## Brief
Copy out the entries below word for word, from the line with "- series-line: [194, 71, 708, 889]" to the line with "- x-tick-label: 4,000$: [843, 1047, 916, 1071]", including both of those lines.

## Supplied information
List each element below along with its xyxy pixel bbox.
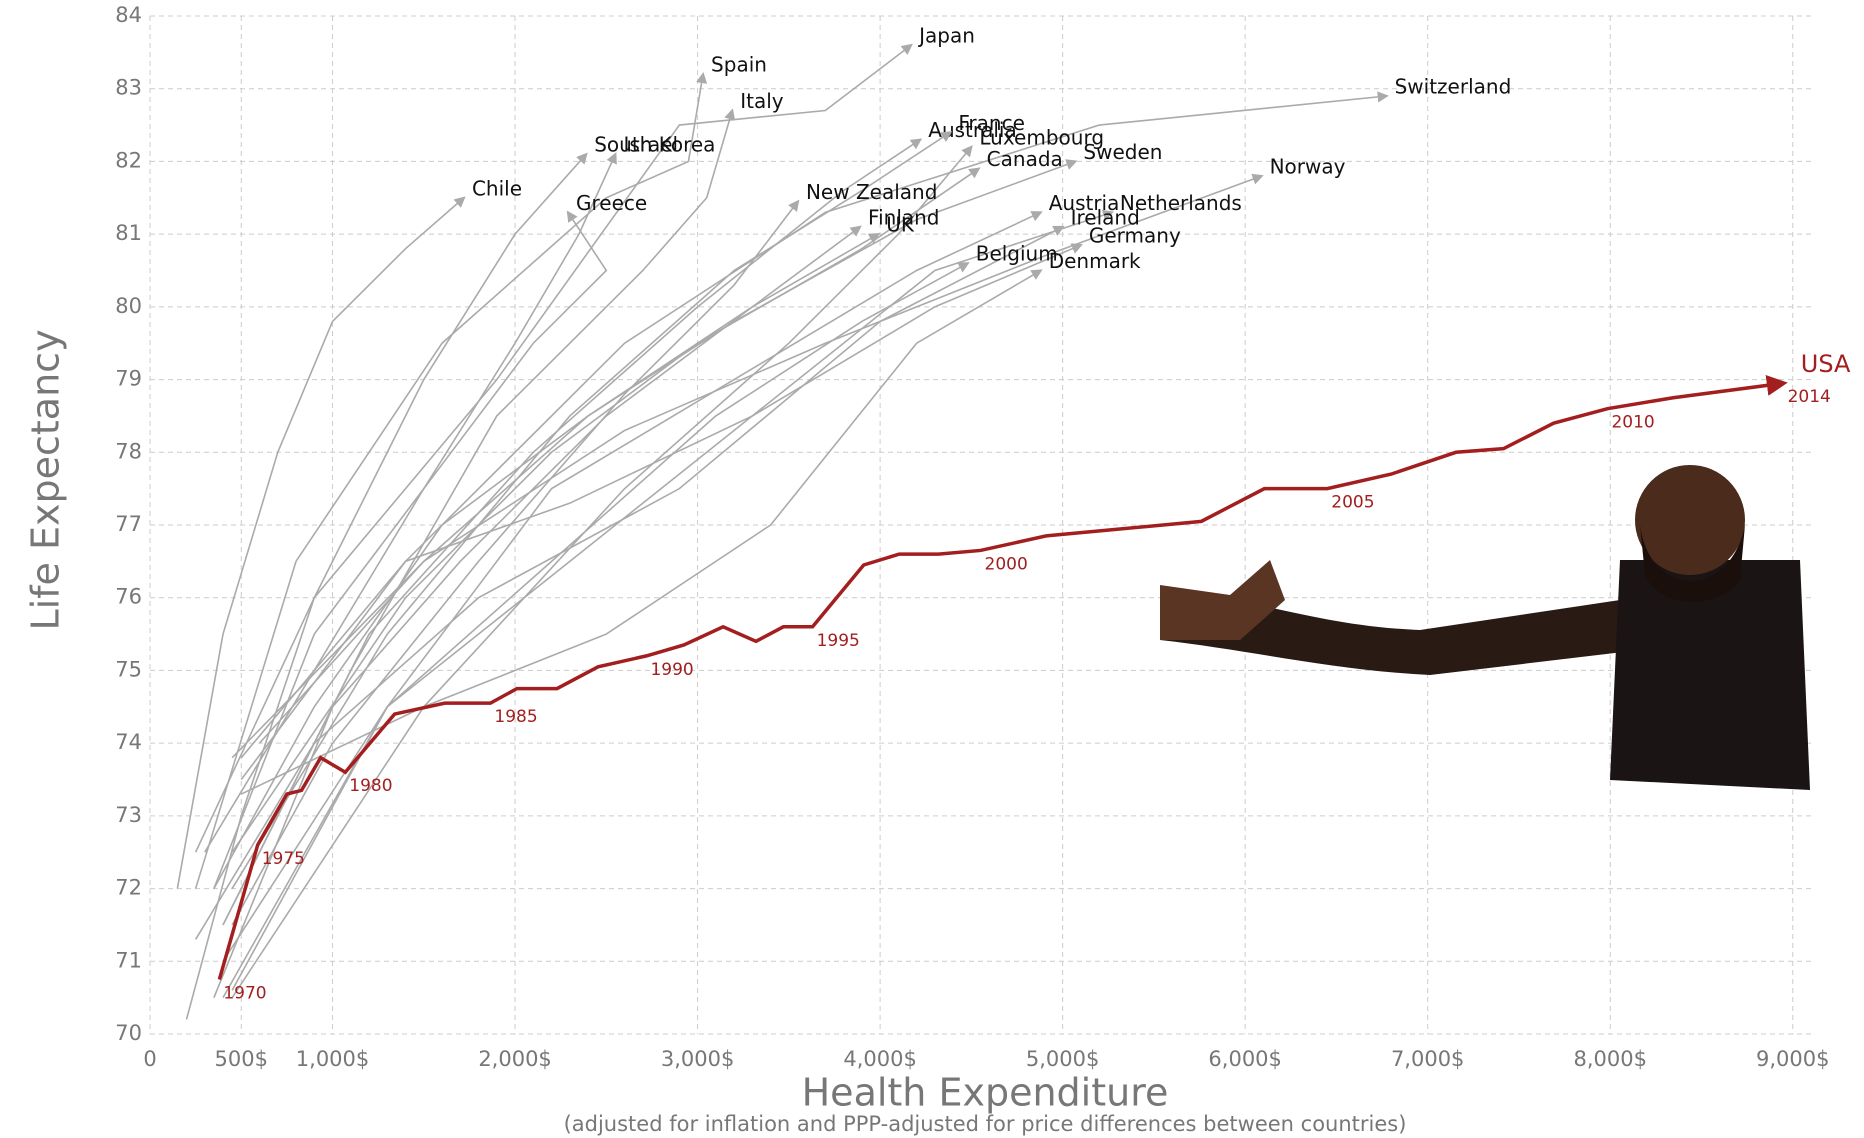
- series-line: [194, 71, 708, 889]
- series-label: Greece: [576, 191, 647, 215]
- year-label: 1985: [494, 707, 537, 727]
- series-line: [213, 233, 881, 889]
- series-label: Finland: [868, 205, 939, 229]
- x-tick-label: 8,000$: [1573, 1047, 1646, 1071]
- y-tick-label: 77: [115, 512, 142, 536]
- year-label: 2010: [1611, 413, 1654, 433]
- series-label: Israel: [623, 133, 678, 157]
- series-line: [231, 145, 973, 999]
- year-label: 2000: [985, 554, 1028, 574]
- y-tick-label: 83: [115, 76, 142, 100]
- series-line: [217, 374, 1788, 980]
- x-tick-label: 4,000$: [843, 1047, 916, 1071]
- player-image: [1160, 465, 1810, 790]
- series-line: [231, 199, 800, 926]
- series-line: [194, 43, 913, 853]
- y-tick-label: 71: [115, 948, 142, 972]
- y-tick-label: 72: [115, 876, 142, 900]
- x-tick-label: 3,000$: [661, 1047, 734, 1071]
- y-tick-label: 78: [115, 439, 142, 463]
- series-line: [222, 138, 923, 926]
- x-tick-label: 1,000$: [296, 1047, 369, 1071]
- year-label: 2005: [1331, 493, 1374, 513]
- series-label: Netherlands: [1120, 191, 1242, 215]
- series-label: Norway: [1270, 154, 1346, 178]
- series-label: Italy: [740, 89, 784, 113]
- y-tick-label: 70: [115, 1021, 142, 1045]
- series-label: UK: [886, 213, 915, 237]
- year-label: 2014: [1788, 387, 1831, 407]
- series-line: [240, 209, 1115, 759]
- series-line: [213, 152, 617, 889]
- y-tick-label: 73: [115, 803, 142, 827]
- series-label: Spain: [711, 53, 767, 77]
- series-label: Luxembourg: [979, 125, 1104, 149]
- series-label: Chile: [472, 176, 522, 200]
- series-label: France: [958, 111, 1025, 135]
- y-tick-label: 75: [115, 657, 142, 681]
- series-label: Belgium: [976, 242, 1058, 266]
- x-tick-label: 500$: [215, 1047, 268, 1071]
- y-tick-label: 79: [115, 367, 142, 391]
- series-line: [231, 131, 953, 889]
- series-label: Canada: [987, 147, 1063, 171]
- y-axis-title: Life Expectancy: [24, 329, 68, 630]
- year-label: 1980: [349, 776, 392, 796]
- series-line: [231, 243, 1083, 991]
- series-line: [222, 262, 970, 962]
- series-line: [185, 152, 588, 1020]
- y-tick-label: 76: [115, 585, 142, 609]
- series-label: New Zealand: [806, 180, 937, 204]
- x-tick-label: 5,000$: [1026, 1047, 1099, 1071]
- y-tick-label: 82: [115, 148, 142, 172]
- year-label: 1990: [650, 660, 693, 680]
- x-tick-label: 6,000$: [1208, 1047, 1281, 1071]
- series-line: [231, 173, 1264, 759]
- series-label: Sweden: [1083, 140, 1162, 164]
- series-line: [204, 210, 608, 853]
- series-line: [194, 225, 1065, 940]
- y-tick-label: 74: [115, 730, 142, 754]
- x-tick-label: 0: [143, 1047, 156, 1071]
- series-line: [176, 196, 466, 889]
- y-tick-label: 80: [115, 294, 142, 318]
- series-line: [213, 225, 862, 998]
- series-label: Switzerland: [1395, 74, 1512, 98]
- x-axis-title: Health Expenditure: [802, 1071, 1169, 1115]
- year-label: 1970: [223, 983, 266, 1003]
- x-tick-label: 9,000$: [1756, 1047, 1829, 1071]
- y-tick-label: 81: [115, 221, 142, 245]
- series-line: [231, 167, 981, 853]
- series-label: Denmark: [1049, 249, 1141, 273]
- x-tick-label: 7,000$: [1391, 1047, 1464, 1071]
- y-tick-label: 84: [115, 3, 142, 27]
- series-line: [240, 269, 1043, 795]
- year-label: 1995: [817, 631, 860, 651]
- series-label: Japan: [917, 24, 975, 48]
- year-label: 1975: [262, 849, 305, 869]
- series-label: USA: [1801, 350, 1851, 378]
- series-label: Ireland: [1071, 205, 1140, 229]
- x-tick-label: 2,000$: [478, 1047, 551, 1071]
- series-line: [222, 211, 1043, 999]
- series-line: [258, 159, 1078, 744]
- series-label: Germany: [1089, 224, 1181, 248]
- x-axis-subtitle: (adjusted for inflation and PPP-adjusted…: [564, 1112, 1407, 1136]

## Response for this exercise
- series-line: [194, 71, 708, 889]
- series-label: Greece: [576, 191, 647, 215]
- year-label: 1985: [494, 707, 537, 727]
- series-line: [213, 233, 881, 889]
- series-label: Finland: [868, 205, 939, 229]
- x-tick-label: 8,000$: [1573, 1047, 1646, 1071]
- y-tick-label: 77: [115, 512, 142, 536]
- year-label: 2010: [1611, 413, 1654, 433]
- series-label: Israel: [623, 133, 678, 157]
- series-line: [231, 145, 973, 999]
- year-label: 2000: [985, 554, 1028, 574]
- y-tick-label: 83: [115, 76, 142, 100]
- series-line: [217, 374, 1788, 980]
- x-tick-label: 4,000$: [843, 1047, 916, 1071]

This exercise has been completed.